Task to carry out → Extract every entry word for word. Skip the pictures.

======== Excerpted data

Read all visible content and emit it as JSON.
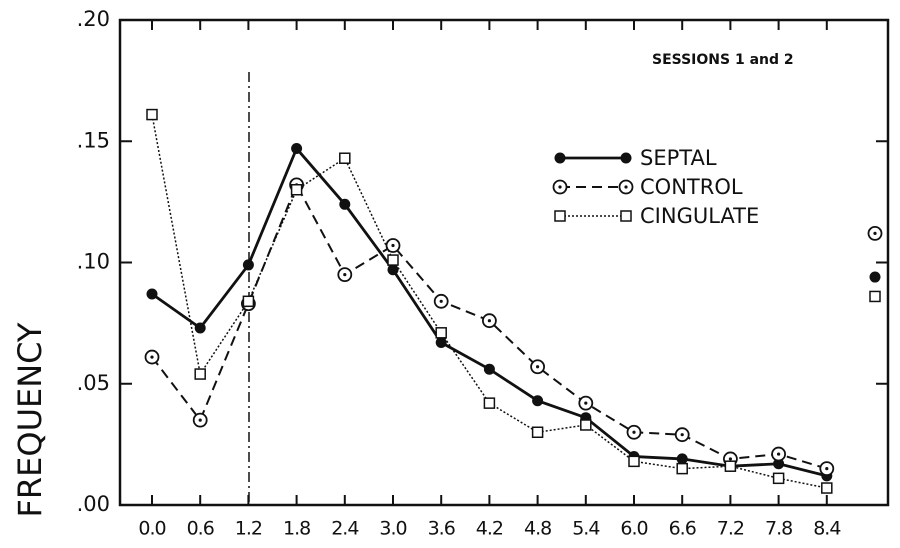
{
  "chart_data": {
    "type": "line",
    "annotation": "SESSIONS 1 and 2",
    "y_label": "FREQUENCY",
    "categories": [
      "0.0",
      "0.6",
      "1.2",
      "1.8",
      "2.4",
      "3.0",
      "3.6",
      "4.2",
      "4.8",
      "5.4",
      "6.0",
      "6.6",
      "7.2",
      "7.8",
      "8.4",
      null
    ],
    "series": [
      {
        "name": "SEPTAL",
        "color": "#111111",
        "values": [
          0.087,
          0.073,
          0.099,
          0.147,
          0.124,
          0.097,
          0.067,
          0.056,
          0.043,
          0.036,
          0.02,
          0.019,
          0.016,
          0.017,
          0.012,
          0.094
        ]
      },
      {
        "name": "CONTROL",
        "color": "#111111",
        "values": [
          0.061,
          0.035,
          0.083,
          0.132,
          0.095,
          0.107,
          0.084,
          0.076,
          0.057,
          0.042,
          0.03,
          0.029,
          0.019,
          0.021,
          0.015,
          0.112
        ]
      },
      {
        "name": "CINGULATE",
        "color": "#111111",
        "values": [
          0.161,
          0.054,
          0.084,
          0.13,
          0.143,
          0.101,
          0.071,
          0.042,
          0.03,
          0.033,
          0.018,
          0.015,
          0.016,
          0.011,
          0.007,
          0.086
        ]
      }
    ],
    "ylim": [
      0,
      0.2
    ],
    "yticks": [
      {
        "value": 0,
        "label": ".00"
      },
      {
        "value": 0.05,
        "label": ".05"
      },
      {
        "value": 0.1,
        "label": ".10"
      },
      {
        "value": 0.15,
        "label": ".15"
      },
      {
        "value": 0.2,
        "label": ".20"
      }
    ],
    "legend": "upper right",
    "grid": false
  }
}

================

Correct output →
Read all visible content and emit it as JSON.
{
  "chart_data": {
    "type": "line",
    "annotation": "SESSIONS 1 and 2",
    "y_label": "FREQUENCY",
    "categories": [
      "0.0",
      "0.6",
      "1.2",
      "1.8",
      "2.4",
      "3.0",
      "3.6",
      "4.2",
      "4.8",
      "5.4",
      "6.0",
      "6.6",
      "7.2",
      "7.8",
      "8.4",
      null
    ],
    "series": [
      {
        "name": "SEPTAL",
        "color": "#111111",
        "values": [
          0.087,
          0.073,
          0.099,
          0.147,
          0.124,
          0.097,
          0.067,
          0.056,
          0.043,
          0.036,
          0.02,
          0.019,
          0.016,
          0.017,
          0.012,
          0.094
        ]
      },
      {
        "name": "CONTROL",
        "color": "#111111",
        "values": [
          0.061,
          0.035,
          0.083,
          0.132,
          0.095,
          0.107,
          0.084,
          0.076,
          0.057,
          0.042,
          0.03,
          0.029,
          0.019,
          0.021,
          0.015,
          0.112
        ]
      },
      {
        "name": "CINGULATE",
        "color": "#111111",
        "values": [
          0.161,
          0.054,
          0.084,
          0.13,
          0.143,
          0.101,
          0.071,
          0.042,
          0.03,
          0.033,
          0.018,
          0.015,
          0.016,
          0.011,
          0.007,
          0.086
        ]
      }
    ],
    "ylim": [
      0,
      0.2
    ],
    "yticks": [
      {
        "value": 0,
        "label": ".00"
      },
      {
        "value": 0.05,
        "label": ".05"
      },
      {
        "value": 0.1,
        "label": ".10"
      },
      {
        "value": 0.15,
        "label": ".15"
      },
      {
        "value": 0.2,
        "label": ".20"
      }
    ],
    "legend": "upper right",
    "grid": false
  }
}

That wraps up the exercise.